--- Exercise aim ---
Find every line with "miękkich" in it, then report how many there are and nothing more.

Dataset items

_ _ _ _

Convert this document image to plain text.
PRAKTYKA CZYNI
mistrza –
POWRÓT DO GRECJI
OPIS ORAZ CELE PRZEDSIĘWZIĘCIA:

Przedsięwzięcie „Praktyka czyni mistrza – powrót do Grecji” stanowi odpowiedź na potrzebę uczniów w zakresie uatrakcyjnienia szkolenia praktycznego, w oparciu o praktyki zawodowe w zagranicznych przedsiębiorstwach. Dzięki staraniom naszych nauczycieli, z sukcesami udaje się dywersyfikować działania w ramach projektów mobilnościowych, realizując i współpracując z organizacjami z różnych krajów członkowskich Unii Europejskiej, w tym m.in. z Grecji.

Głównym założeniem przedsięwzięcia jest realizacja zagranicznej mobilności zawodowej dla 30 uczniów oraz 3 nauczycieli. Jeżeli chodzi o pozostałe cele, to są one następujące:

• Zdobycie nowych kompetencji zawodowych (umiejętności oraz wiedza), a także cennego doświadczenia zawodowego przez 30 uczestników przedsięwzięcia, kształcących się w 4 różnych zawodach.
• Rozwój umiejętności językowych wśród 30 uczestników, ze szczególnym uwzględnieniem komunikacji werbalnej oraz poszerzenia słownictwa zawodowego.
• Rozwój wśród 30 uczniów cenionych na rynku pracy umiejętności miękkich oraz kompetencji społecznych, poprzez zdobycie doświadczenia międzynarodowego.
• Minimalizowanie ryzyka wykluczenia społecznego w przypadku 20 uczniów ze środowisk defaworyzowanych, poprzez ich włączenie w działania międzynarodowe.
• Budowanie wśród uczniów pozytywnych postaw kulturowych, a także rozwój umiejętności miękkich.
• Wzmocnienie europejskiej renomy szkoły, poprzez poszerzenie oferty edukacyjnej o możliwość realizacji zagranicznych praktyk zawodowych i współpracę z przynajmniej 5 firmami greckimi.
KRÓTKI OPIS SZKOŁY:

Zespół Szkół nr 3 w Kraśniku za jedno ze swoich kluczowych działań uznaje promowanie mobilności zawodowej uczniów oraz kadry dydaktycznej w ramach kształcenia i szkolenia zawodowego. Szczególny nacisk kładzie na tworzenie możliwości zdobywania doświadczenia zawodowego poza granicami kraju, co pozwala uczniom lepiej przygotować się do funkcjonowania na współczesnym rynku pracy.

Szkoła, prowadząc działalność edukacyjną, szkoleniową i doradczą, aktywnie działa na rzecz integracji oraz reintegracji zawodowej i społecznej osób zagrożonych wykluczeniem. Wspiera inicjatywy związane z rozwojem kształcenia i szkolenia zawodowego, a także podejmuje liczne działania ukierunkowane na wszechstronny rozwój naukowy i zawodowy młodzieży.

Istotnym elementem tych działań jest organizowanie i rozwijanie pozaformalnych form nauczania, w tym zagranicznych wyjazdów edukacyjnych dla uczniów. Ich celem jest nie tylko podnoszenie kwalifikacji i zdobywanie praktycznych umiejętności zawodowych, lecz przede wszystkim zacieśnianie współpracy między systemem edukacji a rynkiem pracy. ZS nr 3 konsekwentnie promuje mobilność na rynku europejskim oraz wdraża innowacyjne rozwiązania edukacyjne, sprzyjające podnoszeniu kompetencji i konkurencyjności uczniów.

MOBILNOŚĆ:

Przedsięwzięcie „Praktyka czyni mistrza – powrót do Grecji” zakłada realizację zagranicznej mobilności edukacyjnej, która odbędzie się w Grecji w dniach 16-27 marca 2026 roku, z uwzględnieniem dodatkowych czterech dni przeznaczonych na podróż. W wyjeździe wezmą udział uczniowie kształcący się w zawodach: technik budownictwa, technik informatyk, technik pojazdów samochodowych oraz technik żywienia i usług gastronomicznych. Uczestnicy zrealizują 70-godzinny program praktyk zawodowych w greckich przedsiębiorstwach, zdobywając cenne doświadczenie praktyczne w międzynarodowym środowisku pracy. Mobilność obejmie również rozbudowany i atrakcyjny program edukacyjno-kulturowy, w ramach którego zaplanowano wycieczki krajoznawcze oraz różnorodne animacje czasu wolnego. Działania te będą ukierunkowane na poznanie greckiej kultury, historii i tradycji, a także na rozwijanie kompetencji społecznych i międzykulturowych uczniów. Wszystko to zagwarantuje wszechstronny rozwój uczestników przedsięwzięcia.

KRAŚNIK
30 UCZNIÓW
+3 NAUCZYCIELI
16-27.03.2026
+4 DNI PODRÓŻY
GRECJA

_ _ _ _

--- The solution ---
2